(TASK TO COMPLETE) Search the listing for the string "ffffff" and copy every line that contains it.

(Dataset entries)
=======

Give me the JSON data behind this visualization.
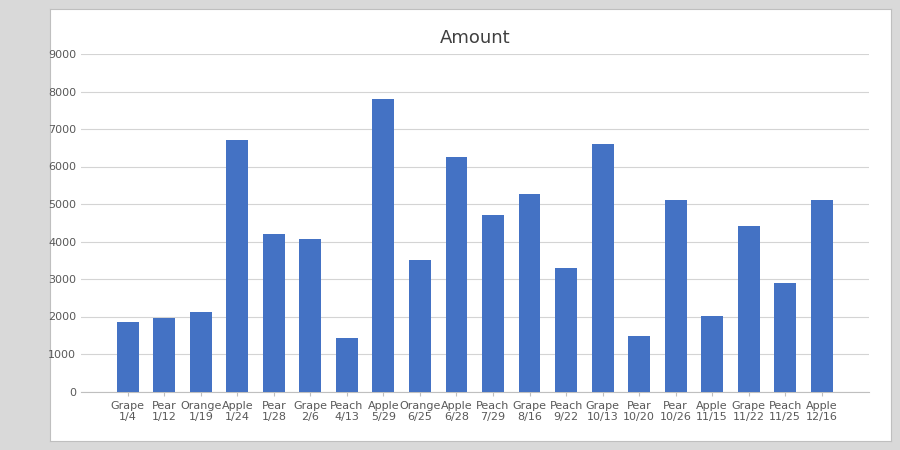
{
  "title": "Amount",
  "categories": [
    [
      "Grape",
      "1/4"
    ],
    [
      "Pear",
      "1/12"
    ],
    [
      "Orange",
      "1/19"
    ],
    [
      "Apple",
      "1/24"
    ],
    [
      "Pear",
      "1/28"
    ],
    [
      "Grape",
      "2/6"
    ],
    [
      "Peach",
      "4/13"
    ],
    [
      "Apple",
      "5/29"
    ],
    [
      "Orange",
      "6/25"
    ],
    [
      "Apple",
      "6/28"
    ],
    [
      "Peach",
      "7/29"
    ],
    [
      "Grape",
      "8/16"
    ],
    [
      "Peach",
      "9/22"
    ],
    [
      "Grape",
      "10/13"
    ],
    [
      "Pear",
      "10/20"
    ],
    [
      "Pear",
      "10/26"
    ],
    [
      "Apple",
      "11/15"
    ],
    [
      "Grape",
      "11/22"
    ],
    [
      "Peach",
      "11/25"
    ],
    [
      "Apple",
      "12/16"
    ]
  ],
  "values": [
    1850,
    1970,
    2110,
    6700,
    4200,
    4080,
    1430,
    7800,
    3500,
    6250,
    4700,
    5270,
    3300,
    6600,
    1470,
    5100,
    2020,
    4420,
    2890,
    5100
  ],
  "bar_color": "#4472C4",
  "ylim": [
    0,
    9000
  ],
  "yticks": [
    0,
    1000,
    2000,
    3000,
    4000,
    5000,
    6000,
    7000,
    8000,
    9000
  ],
  "outer_bg": "#d9d9d9",
  "inner_bg": "#ffffff",
  "plot_area_color": "#ffffff",
  "grid_color": "#d4d4d4",
  "title_fontsize": 13,
  "tick_fontsize": 8,
  "label_fontsize": 8,
  "title_color": "#404040",
  "tick_color": "#595959"
}
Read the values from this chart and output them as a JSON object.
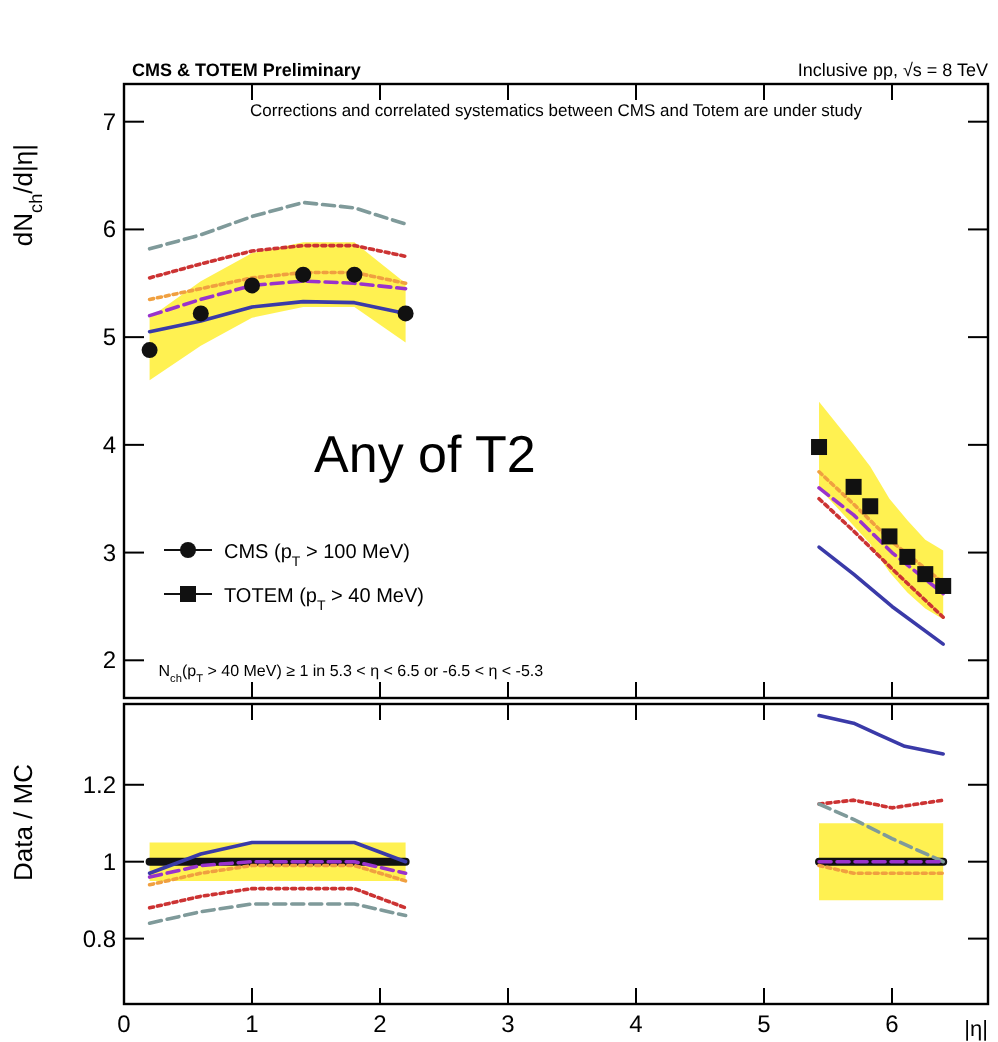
{
  "chart_data": [
    {
      "type": "line",
      "title": "CMS & TOTEM Preliminary",
      "subtitle": "Inclusive pp, √s = 8 TeV",
      "ylabel": "dN$_{ch}$/d|η|",
      "annotations": [
        "Corrections and correlated systematics between CMS and Totem are under study",
        "N$_{ch}$(p$_{T}$ > 40 MeV) ≥ 1 in 5.3 < η < 6.5 or -6.5 < η < -5.3",
        "Any of T2"
      ],
      "xlim": [
        0,
        6.75
      ],
      "ylim": [
        1.65,
        7.35
      ],
      "xticks": [
        0,
        1,
        2,
        3,
        4,
        5,
        6
      ],
      "yticks": [
        2,
        3,
        4,
        5,
        6,
        7
      ],
      "tick_labels": "y",
      "legend": "bottom left",
      "series": [
        {
          "color": "#3a3aa8",
          "line_style": "solid",
          "x": [
            0.2,
            0.6,
            1.0,
            1.4,
            1.8,
            2.2
          ],
          "values": [
            5.05,
            5.15,
            5.28,
            5.33,
            5.32,
            5.22
          ]
        },
        {
          "color": "#3a3aa8",
          "line_style": "solid",
          "x": [
            5.43,
            5.7,
            6.0,
            6.4
          ],
          "values": [
            3.05,
            2.8,
            2.5,
            2.15
          ]
        },
        {
          "color": "#cc3333",
          "line_style": "dotted",
          "x": [
            0.2,
            0.6,
            1.0,
            1.4,
            1.8,
            2.2
          ],
          "values": [
            5.55,
            5.68,
            5.8,
            5.85,
            5.85,
            5.75
          ]
        },
        {
          "color": "#cc3333",
          "line_style": "dotted",
          "x": [
            5.43,
            5.7,
            6.0,
            6.4
          ],
          "values": [
            3.5,
            3.2,
            2.85,
            2.4
          ]
        },
        {
          "color": "#7f9a9a",
          "line_style": "dashed",
          "x": [
            0.2,
            0.6,
            1.0,
            1.4,
            1.8,
            2.2
          ],
          "values": [
            5.82,
            5.95,
            6.12,
            6.25,
            6.2,
            6.05
          ]
        },
        {
          "color": "#f0a040",
          "line_style": "dotted",
          "x": [
            0.2,
            0.6,
            1.0,
            1.4,
            1.8,
            2.2
          ],
          "values": [
            5.35,
            5.45,
            5.55,
            5.6,
            5.6,
            5.5
          ]
        },
        {
          "color": "#f0a040",
          "line_style": "dotted",
          "x": [
            5.43,
            5.7,
            6.0,
            6.4
          ],
          "values": [
            3.75,
            3.45,
            3.1,
            2.72
          ]
        },
        {
          "color": "#9933cc",
          "line_style": "dashed",
          "x": [
            0.2,
            0.6,
            1.0,
            1.4,
            1.8,
            2.2
          ],
          "values": [
            5.2,
            5.35,
            5.48,
            5.52,
            5.5,
            5.45
          ]
        },
        {
          "color": "#9933cc",
          "line_style": "dashed",
          "x": [
            5.43,
            5.7,
            6.0,
            6.4
          ],
          "values": [
            3.6,
            3.35,
            3.0,
            2.62
          ]
        },
        {
          "type": "scatter",
          "name": "CMS (p$_{T}$ > 100 MeV)",
          "color": "#111111",
          "marker": "circle",
          "x": [
            0.2,
            0.6,
            1.0,
            1.4,
            1.8,
            2.2
          ],
          "values": [
            4.88,
            5.22,
            5.48,
            5.58,
            5.58,
            5.22
          ],
          "lower": [
            4.6,
            4.92,
            5.18,
            5.28,
            5.28,
            4.95
          ],
          "upper": [
            5.18,
            5.52,
            5.78,
            5.88,
            5.88,
            5.5
          ]
        },
        {
          "type": "scatter",
          "name": "TOTEM (p$_{T}$ > 40 MeV)",
          "color": "#111111",
          "marker": "square",
          "x": [
            5.43,
            5.7,
            5.83,
            5.98,
            6.12,
            6.26,
            6.4
          ],
          "values": [
            3.98,
            3.61,
            3.43,
            3.15,
            2.96,
            2.8,
            2.69
          ],
          "lower": [
            3.6,
            3.25,
            3.08,
            2.82,
            2.63,
            2.48,
            2.38
          ],
          "upper": [
            4.4,
            4.0,
            3.8,
            3.5,
            3.3,
            3.12,
            3.02
          ]
        }
      ]
    },
    {
      "type": "line",
      "xlabel": "|η|",
      "ylabel": "Data / MC",
      "xlim": [
        0,
        6.75
      ],
      "ylim": [
        0.63,
        1.41
      ],
      "xticks": [
        0,
        1,
        2,
        3,
        4,
        5,
        6
      ],
      "yticks": [
        0.8,
        1,
        1.2
      ],
      "series": [
        {
          "color": "#111111",
          "line_style": "solid",
          "x": [
            0.2,
            2.2
          ],
          "values": [
            1,
            1
          ],
          "lower": [
            0.95,
            0.95
          ],
          "upper": [
            1.05,
            1.05
          ]
        },
        {
          "color": "#111111",
          "line_style": "solid",
          "x": [
            5.43,
            6.4
          ],
          "values": [
            1,
            1
          ],
          "lower": [
            0.9,
            0.9
          ],
          "upper": [
            1.1,
            1.1
          ]
        },
        {
          "color": "#3a3aa8",
          "line_style": "solid",
          "x": [
            0.2,
            0.6,
            1.0,
            1.8,
            2.2
          ],
          "values": [
            0.97,
            1.02,
            1.05,
            1.05,
            1.0
          ]
        },
        {
          "color": "#3a3aa8",
          "line_style": "solid",
          "x": [
            5.43,
            5.7,
            5.9,
            6.1,
            6.4
          ],
          "values": [
            1.38,
            1.36,
            1.33,
            1.3,
            1.28
          ]
        },
        {
          "color": "#cc3333",
          "line_style": "dotted",
          "x": [
            0.2,
            0.6,
            1.0,
            1.4,
            1.8,
            2.2
          ],
          "values": [
            0.88,
            0.91,
            0.93,
            0.93,
            0.93,
            0.88
          ]
        },
        {
          "color": "#cc3333",
          "line_style": "dotted",
          "x": [
            5.43,
            5.7,
            6.0,
            6.4
          ],
          "values": [
            1.15,
            1.16,
            1.14,
            1.16
          ]
        },
        {
          "color": "#7f9a9a",
          "line_style": "dashed",
          "x": [
            0.2,
            0.6,
            1.0,
            1.4,
            1.8,
            2.2
          ],
          "values": [
            0.84,
            0.87,
            0.89,
            0.89,
            0.89,
            0.86
          ]
        },
        {
          "color": "#7f9a9a",
          "line_style": "dashed",
          "x": [
            5.43,
            5.7,
            6.0,
            6.4
          ],
          "values": [
            1.15,
            1.11,
            1.06,
            1.0
          ]
        },
        {
          "color": "#f0a040",
          "line_style": "dotted",
          "x": [
            0.2,
            0.6,
            1.0,
            1.4,
            1.8,
            2.2
          ],
          "values": [
            0.94,
            0.97,
            0.99,
            0.99,
            0.99,
            0.95
          ]
        },
        {
          "color": "#f0a040",
          "line_style": "dotted",
          "x": [
            5.43,
            5.7,
            6.0,
            6.4
          ],
          "values": [
            0.99,
            0.97,
            0.97,
            0.97
          ]
        },
        {
          "color": "#9933cc",
          "line_style": "dashed",
          "x": [
            0.2,
            0.6,
            1.0,
            1.4,
            1.8,
            2.2
          ],
          "values": [
            0.96,
            0.99,
            1.0,
            1.0,
            1.0,
            0.97
          ]
        },
        {
          "color": "#9933cc",
          "line_style": "dashed",
          "x": [
            5.43,
            5.7,
            6.0,
            6.4
          ],
          "values": [
            1.0,
            1.0,
            1.0,
            1.0
          ]
        }
      ]
    }
  ]
}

=======

(EXERCISE RESULT)
  "inner_bg": "#ffffff",
  "plot_area_color": "#ffffff",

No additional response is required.